For each line in the data below that holds "name", return a copy.

## Begin Provided records

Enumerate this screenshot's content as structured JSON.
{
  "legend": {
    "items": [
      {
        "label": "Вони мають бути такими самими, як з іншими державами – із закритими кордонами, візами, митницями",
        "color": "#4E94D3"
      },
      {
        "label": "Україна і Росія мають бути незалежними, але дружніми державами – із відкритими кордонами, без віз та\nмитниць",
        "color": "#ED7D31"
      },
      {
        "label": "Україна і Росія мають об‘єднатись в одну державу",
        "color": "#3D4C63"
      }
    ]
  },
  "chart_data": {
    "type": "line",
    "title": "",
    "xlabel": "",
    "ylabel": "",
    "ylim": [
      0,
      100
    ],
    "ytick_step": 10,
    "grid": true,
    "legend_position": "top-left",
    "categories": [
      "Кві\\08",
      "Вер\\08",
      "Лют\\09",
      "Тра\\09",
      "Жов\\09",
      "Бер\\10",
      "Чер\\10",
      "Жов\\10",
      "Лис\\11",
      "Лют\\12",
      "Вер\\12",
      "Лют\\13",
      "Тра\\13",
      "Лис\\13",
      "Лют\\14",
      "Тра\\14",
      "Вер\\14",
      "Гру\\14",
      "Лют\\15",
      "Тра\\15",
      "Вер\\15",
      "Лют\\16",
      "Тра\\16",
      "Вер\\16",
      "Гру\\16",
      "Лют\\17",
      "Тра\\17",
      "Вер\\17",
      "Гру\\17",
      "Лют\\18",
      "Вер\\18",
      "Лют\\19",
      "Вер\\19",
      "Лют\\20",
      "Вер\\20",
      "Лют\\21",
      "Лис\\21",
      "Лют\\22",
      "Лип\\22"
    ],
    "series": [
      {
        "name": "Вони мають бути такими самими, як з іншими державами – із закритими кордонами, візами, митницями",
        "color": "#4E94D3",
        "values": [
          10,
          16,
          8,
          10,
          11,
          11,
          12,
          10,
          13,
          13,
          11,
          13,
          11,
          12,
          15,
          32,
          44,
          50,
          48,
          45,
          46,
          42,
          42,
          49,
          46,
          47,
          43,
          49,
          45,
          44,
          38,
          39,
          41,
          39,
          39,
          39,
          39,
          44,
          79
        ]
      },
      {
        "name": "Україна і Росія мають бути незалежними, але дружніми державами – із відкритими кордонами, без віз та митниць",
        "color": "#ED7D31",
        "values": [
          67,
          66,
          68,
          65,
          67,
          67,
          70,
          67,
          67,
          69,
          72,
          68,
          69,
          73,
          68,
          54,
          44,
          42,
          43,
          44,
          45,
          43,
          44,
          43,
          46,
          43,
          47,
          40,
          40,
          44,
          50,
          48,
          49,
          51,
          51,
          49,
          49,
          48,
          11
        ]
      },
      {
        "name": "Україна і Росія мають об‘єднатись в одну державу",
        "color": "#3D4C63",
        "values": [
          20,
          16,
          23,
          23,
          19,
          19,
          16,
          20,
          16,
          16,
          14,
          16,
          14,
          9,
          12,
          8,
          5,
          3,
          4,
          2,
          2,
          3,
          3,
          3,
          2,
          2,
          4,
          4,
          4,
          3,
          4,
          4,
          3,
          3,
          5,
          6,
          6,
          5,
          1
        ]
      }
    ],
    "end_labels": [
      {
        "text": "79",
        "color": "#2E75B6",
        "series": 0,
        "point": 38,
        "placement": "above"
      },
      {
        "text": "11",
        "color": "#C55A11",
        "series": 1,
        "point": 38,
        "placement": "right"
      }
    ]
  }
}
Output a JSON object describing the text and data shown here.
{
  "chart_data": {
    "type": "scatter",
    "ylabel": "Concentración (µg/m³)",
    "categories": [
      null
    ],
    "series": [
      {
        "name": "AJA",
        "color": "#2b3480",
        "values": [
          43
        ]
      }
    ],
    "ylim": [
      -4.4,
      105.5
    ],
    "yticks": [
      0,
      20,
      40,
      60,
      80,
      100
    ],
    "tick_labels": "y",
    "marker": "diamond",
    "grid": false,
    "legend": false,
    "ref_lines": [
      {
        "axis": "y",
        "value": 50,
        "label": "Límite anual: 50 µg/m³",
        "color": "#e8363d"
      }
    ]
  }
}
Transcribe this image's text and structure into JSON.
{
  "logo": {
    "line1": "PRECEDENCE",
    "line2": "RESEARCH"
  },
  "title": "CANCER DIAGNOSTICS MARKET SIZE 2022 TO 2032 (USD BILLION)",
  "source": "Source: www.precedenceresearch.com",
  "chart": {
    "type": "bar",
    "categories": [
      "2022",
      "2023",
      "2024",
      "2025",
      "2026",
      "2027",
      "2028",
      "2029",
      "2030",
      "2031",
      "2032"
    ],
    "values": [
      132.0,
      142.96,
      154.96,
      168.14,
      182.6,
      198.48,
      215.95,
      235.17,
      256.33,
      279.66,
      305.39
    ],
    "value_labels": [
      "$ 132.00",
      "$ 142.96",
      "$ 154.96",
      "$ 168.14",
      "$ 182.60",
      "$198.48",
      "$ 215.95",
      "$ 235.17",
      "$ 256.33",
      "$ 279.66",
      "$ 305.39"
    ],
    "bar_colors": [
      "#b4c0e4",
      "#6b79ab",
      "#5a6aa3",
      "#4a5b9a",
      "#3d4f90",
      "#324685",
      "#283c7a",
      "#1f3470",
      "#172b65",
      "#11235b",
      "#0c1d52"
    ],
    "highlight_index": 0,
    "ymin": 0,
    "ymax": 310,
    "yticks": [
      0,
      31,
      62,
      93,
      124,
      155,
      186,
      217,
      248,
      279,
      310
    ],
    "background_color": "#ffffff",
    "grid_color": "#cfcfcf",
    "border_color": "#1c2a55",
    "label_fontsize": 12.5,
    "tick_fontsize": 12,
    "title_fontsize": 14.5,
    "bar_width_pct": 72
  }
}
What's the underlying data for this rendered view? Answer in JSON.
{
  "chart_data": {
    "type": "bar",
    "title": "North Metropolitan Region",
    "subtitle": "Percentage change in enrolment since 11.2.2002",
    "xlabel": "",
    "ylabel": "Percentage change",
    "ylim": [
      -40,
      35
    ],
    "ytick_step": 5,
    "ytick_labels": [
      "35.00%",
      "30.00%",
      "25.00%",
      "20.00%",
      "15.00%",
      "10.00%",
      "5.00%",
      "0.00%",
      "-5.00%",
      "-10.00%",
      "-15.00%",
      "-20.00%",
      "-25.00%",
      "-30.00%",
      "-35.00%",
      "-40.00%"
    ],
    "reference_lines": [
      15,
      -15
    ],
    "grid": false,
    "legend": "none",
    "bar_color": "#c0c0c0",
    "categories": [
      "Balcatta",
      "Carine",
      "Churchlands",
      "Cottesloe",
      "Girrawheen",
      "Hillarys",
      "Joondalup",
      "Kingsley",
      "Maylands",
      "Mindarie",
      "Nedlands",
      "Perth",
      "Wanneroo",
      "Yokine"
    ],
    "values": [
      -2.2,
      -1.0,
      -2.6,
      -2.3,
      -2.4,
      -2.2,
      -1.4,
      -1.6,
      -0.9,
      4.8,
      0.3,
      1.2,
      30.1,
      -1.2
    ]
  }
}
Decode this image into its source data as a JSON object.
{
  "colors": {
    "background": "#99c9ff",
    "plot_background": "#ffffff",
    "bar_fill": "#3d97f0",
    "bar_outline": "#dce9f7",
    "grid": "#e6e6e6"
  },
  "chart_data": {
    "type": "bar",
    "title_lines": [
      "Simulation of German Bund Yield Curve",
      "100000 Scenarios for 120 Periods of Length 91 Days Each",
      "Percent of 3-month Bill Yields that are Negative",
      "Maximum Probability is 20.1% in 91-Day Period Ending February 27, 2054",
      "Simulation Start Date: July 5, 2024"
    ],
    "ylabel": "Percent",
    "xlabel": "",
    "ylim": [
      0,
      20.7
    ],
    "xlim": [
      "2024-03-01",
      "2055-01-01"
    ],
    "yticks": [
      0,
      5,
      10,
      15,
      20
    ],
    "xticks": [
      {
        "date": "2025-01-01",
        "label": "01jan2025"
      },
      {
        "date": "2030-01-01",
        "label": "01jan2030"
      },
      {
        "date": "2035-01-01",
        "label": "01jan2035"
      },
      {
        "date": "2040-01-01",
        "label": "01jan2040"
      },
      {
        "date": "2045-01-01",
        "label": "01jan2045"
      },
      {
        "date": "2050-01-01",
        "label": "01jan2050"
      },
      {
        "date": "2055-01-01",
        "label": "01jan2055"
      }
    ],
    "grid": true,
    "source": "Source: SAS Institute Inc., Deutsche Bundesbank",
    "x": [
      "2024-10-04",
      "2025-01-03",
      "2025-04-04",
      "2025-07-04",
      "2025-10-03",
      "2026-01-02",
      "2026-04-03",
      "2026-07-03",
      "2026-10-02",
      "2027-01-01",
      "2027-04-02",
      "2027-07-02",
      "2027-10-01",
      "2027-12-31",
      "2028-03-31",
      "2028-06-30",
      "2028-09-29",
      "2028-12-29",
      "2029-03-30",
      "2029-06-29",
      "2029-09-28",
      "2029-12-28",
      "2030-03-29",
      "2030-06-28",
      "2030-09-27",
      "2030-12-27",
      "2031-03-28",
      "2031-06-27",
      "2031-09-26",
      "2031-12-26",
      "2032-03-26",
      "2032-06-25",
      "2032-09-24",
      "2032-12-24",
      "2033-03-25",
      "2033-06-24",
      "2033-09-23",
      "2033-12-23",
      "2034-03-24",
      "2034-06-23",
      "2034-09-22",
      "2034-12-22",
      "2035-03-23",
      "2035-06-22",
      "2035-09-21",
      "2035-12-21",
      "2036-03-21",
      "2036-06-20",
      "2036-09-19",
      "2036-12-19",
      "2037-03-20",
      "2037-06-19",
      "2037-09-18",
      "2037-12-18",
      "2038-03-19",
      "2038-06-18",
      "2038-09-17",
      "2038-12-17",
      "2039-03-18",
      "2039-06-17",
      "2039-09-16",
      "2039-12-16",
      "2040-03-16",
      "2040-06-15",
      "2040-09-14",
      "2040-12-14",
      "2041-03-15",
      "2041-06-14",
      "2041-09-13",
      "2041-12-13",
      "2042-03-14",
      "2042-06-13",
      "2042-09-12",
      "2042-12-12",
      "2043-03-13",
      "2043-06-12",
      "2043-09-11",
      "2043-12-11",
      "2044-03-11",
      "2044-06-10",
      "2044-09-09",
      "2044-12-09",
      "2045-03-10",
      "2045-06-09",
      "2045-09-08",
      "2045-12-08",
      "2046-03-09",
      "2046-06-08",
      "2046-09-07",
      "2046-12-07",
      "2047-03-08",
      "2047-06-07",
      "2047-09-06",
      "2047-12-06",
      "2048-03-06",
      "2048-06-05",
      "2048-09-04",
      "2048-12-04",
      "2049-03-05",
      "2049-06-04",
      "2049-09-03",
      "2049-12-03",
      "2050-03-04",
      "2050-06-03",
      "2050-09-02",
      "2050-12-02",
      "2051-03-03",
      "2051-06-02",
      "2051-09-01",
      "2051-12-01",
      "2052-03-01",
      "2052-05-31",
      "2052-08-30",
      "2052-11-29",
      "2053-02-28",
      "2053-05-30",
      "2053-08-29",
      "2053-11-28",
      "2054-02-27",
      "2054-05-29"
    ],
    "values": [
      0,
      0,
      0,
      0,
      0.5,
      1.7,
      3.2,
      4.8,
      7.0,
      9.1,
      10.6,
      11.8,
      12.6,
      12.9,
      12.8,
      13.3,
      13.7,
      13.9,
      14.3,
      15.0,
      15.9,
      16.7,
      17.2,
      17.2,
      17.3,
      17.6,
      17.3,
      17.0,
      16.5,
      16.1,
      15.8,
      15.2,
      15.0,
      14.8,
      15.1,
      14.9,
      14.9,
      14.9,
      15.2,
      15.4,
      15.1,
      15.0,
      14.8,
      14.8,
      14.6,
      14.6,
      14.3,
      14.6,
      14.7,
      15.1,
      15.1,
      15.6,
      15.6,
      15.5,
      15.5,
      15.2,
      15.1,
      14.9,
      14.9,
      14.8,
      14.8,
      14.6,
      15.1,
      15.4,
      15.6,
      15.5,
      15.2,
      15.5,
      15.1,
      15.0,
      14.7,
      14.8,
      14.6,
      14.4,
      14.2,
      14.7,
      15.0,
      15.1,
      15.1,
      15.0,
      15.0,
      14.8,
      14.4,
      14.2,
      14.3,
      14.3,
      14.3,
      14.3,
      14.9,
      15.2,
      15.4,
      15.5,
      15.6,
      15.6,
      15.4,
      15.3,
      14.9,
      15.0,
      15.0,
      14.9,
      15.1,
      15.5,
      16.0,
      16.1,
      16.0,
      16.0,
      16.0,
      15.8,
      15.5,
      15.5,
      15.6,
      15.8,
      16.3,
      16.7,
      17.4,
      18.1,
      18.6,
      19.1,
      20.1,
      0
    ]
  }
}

## End Provided records

**Response to this exercise:**
        "name": "Вони мають бути такими самими, як з іншими державами – із закритими кордонами, візами, митницями",
        "name": "Україна і Росія мають бути незалежними, але дружніми державами – із відкритими кордонами, без віз та митниць",
        "name": "Україна і Росія мають об‘єднатись в одну державу",
        "name": "AJA",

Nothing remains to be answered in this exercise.